[Collection entries]
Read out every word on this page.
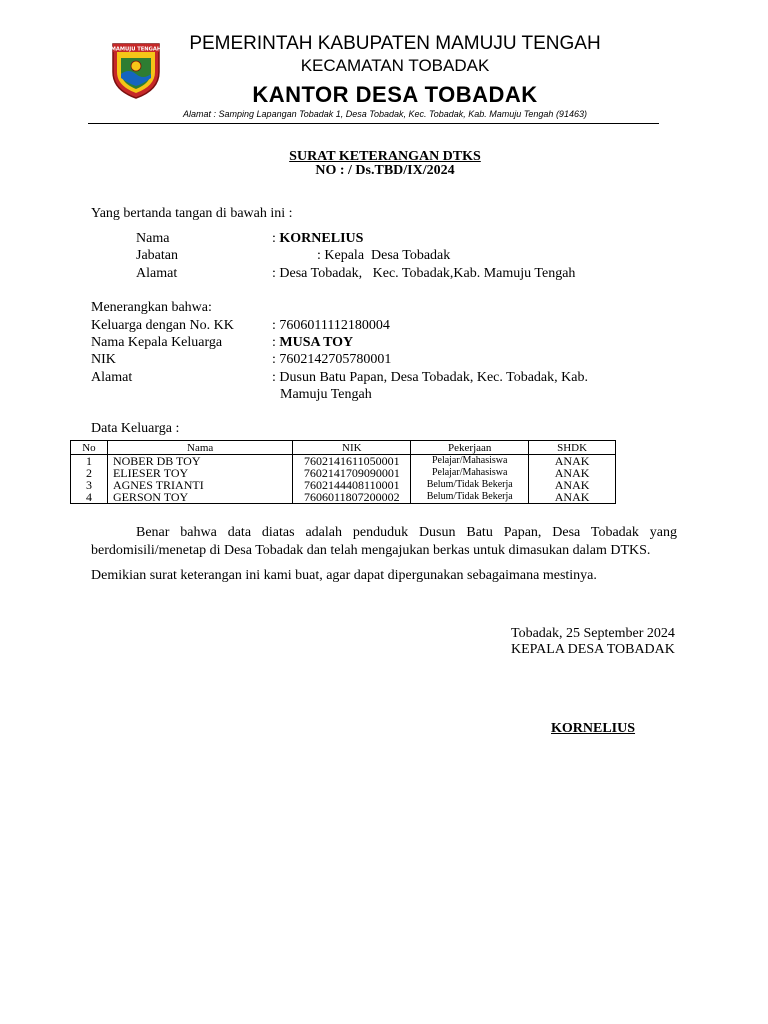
MAMUJU TENGAH	PEMERINTAH KABUPATEN MAMUJU TENGAH
KECAMATAN TOBADAK
KANTOR DESA TOBADAK
Alamat : Samping Lapangan Tobadak 1, Desa Tobadak, Kec. Tobadak, Kab. Mamuju Tengah (91463)
SURAT KETERANGAN DTKS
NO : / Ds.TBD/IX/2024
Yang bertanda tangan di bawah ini :
Nama	: KORNELIUS
Jabatan	: Kepala  Desa Tobadak
Alamat	: Desa Tobadak,   Kec. Tobadak,Kab. Mamuju Tengah
Menerangkan bahwa:
Keluarga dengan No. KK	: 7606011112180004
Nama Kepala Keluarga	: MUSA TOY
NIK	: 7602142705780001
Alamat	: Dusun Batu Papan, Desa Tobadak, Kec. Tobadak, Kab.
Mamuju Tengah
Data Keluarga :
No	Nama	NIK	Pekerjaan	SHDK
1	NOBER DB TOY	7602141611050001	Pelajar/Mahasiswa	ANAK
2	ELIESER TOY	7602141709090001	Pelajar/Mahasiswa	ANAK
3	AGNES TRIANTI	7602144408110001	Belum/Tidak Bekerja	ANAK
4	GERSON TOY	7606011807200002	Belum/Tidak Bekerja	ANAK
Benar bahwa data diatas adalah penduduk Dusun Batu Papan, Desa Tobadak yang berdomisili/menetap di Desa Tobadak dan telah mengajukan berkas untuk dimasukan dalam DTKS.
Demikian surat keterangan ini kami buat, agar dapat dipergunakan sebagaimana mestinya.
Tobadak, 25 September 2024
KEPALA DESA TOBADAK
KORNELIUS
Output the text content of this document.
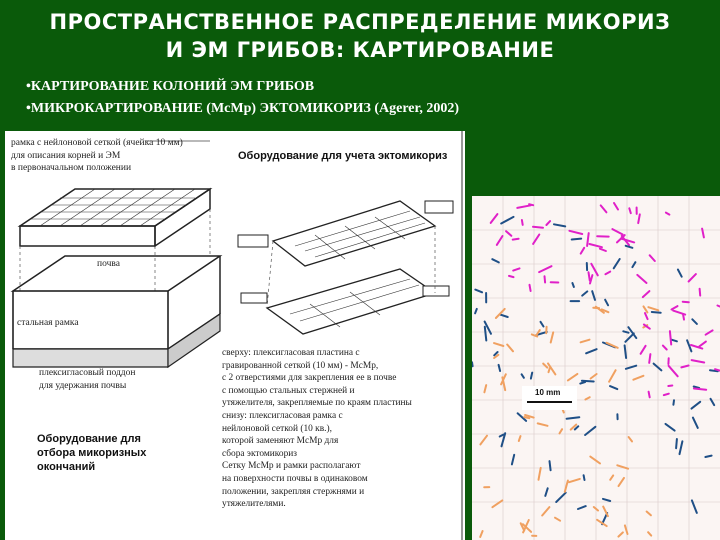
ПРОСТРАНСТВЕННОЕ РАСПРЕДЕЛЕНИЕ МИКОРИЗ
И ЭМ ГРИБОВ: КАРТИРОВАНИЕ
• КАРТИРОВАНИЕ КОЛОНИЙ ЭМ ГРИБОВ
• МИКРОКАРТИРОВАНИЕ (McMp) ЭКТОМИКОРИЗ (Agerer, 2002)
рамка с нейлоновой сеткой (ячейка 10 мм)
для описания корней и ЭМ
в первоначальном положении
почва
стальная рамка
плексигласовый поддон
для удержания почвы
Оборудование для учета эктомикориз
Оборудование для
отбора микоризных
окончаний
сверху: плексигласовая пластина с
гравированной сеткой (10 мм) - McMp,
с 2 отверстиями для закрепления ее в почве
с помощью стальных стержней и
утяжелителя, закрепляемые по краям пластины
снизу: плексигласовая рамка с
нейлоновой сеткой (10 кв.),
которой заменяют McMp для
сбора эктомикориз
Сетку McMp и рамки располагают
на поверхности почвы в одинаковом
положении, закрепляя стержнями и
утяжелителями.
10 mm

* Work required:
Copy every record above exactly, leaving out any pictures.

* Exercise result:
Read out every word on this page.
MAMUJU TENGAH	PEMERINTAH KABUPATEN MAMUJU TENGAH
KECAMATAN TOBADAK
KANTOR DESA TOBADAK
Alamat : Samping Lapangan Tobadak 1, Desa Tobadak, Kec. Tobadak, Kab. Mamuju Tengah (91463)
SURAT KETERANGAN DTKS
NO : / Ds.TBD/IX/2024
Yang bertanda tangan di bawah ini :
Nama	: KORNELIUS
Jabatan	: Kepala  Desa Tobadak
Alamat	: Desa Tobadak,   Kec. Tobadak,Kab. Mamuju Tengah
Menerangkan bahwa:
Keluarga dengan No. KK	: 7606011112180004
Nama Kepala Keluarga	: MUSA TOY
NIK	: 7602142705780001
Alamat	: Dusun Batu Papan, Desa Tobadak, Kec. Tobadak, Kab.
Mamuju Tengah
Data Keluarga :
No	Nama	NIK	Pekerjaan	SHDK
1	NOBER DB TOY	7602141611050001	Pelajar/Mahasiswa	ANAK
2	ELIESER TOY	7602141709090001	Pelajar/Mahasiswa	ANAK
3	AGNES TRIANTI	7602144408110001	Belum/Tidak Bekerja	ANAK
4	GERSON TOY	7606011807200002	Belum/Tidak Bekerja	ANAK
Benar bahwa data diatas adalah penduduk Dusun Batu Papan, Desa Tobadak yang berdomisili/menetap di Desa Tobadak dan telah mengajukan berkas untuk dimasukan dalam DTKS.
Demikian surat keterangan ini kami buat, agar dapat dipergunakan sebagaimana mestinya.
Tobadak, 25 September 2024
KEPALA DESA TOBADAK
KORNELIUS
Output the text content of this document.
ПРОСТРАНСТВЕННОЕ РАСПРЕДЕЛЕНИЕ МИКОРИЗ
И ЭМ ГРИБОВ: КАРТИРОВАНИЕ
• КАРТИРОВАНИЕ КОЛОНИЙ ЭМ ГРИБОВ
• МИКРОКАРТИРОВАНИЕ (McMp) ЭКТОМИКОРИЗ (Agerer, 2002)
рамка с нейлоновой сеткой (ячейка 10 мм)
для описания корней и ЭМ
в первоначальном положении
почва
стальная рамка
плексигласовый поддон
для удержания почвы
Оборудование для учета эктомикориз
Оборудование для
отбора микоризных
окончаний
сверху: плексигласовая пластина с
гравированной сеткой (10 мм) - McMp,
с 2 отверстиями для закрепления ее в почве
с помощью стальных стержней и
утяжелителя, закрепляемые по краям пластины
снизу: плексигласовая рамка с
нейлоновой сеткой (10 кв.),
которой заменяют McMp для
сбора эктомикориз
Сетку McMp и рамки располагают
на поверхности почвы в одинаковом
положении, закрепляя стержнями и
утяжелителями.
10 mm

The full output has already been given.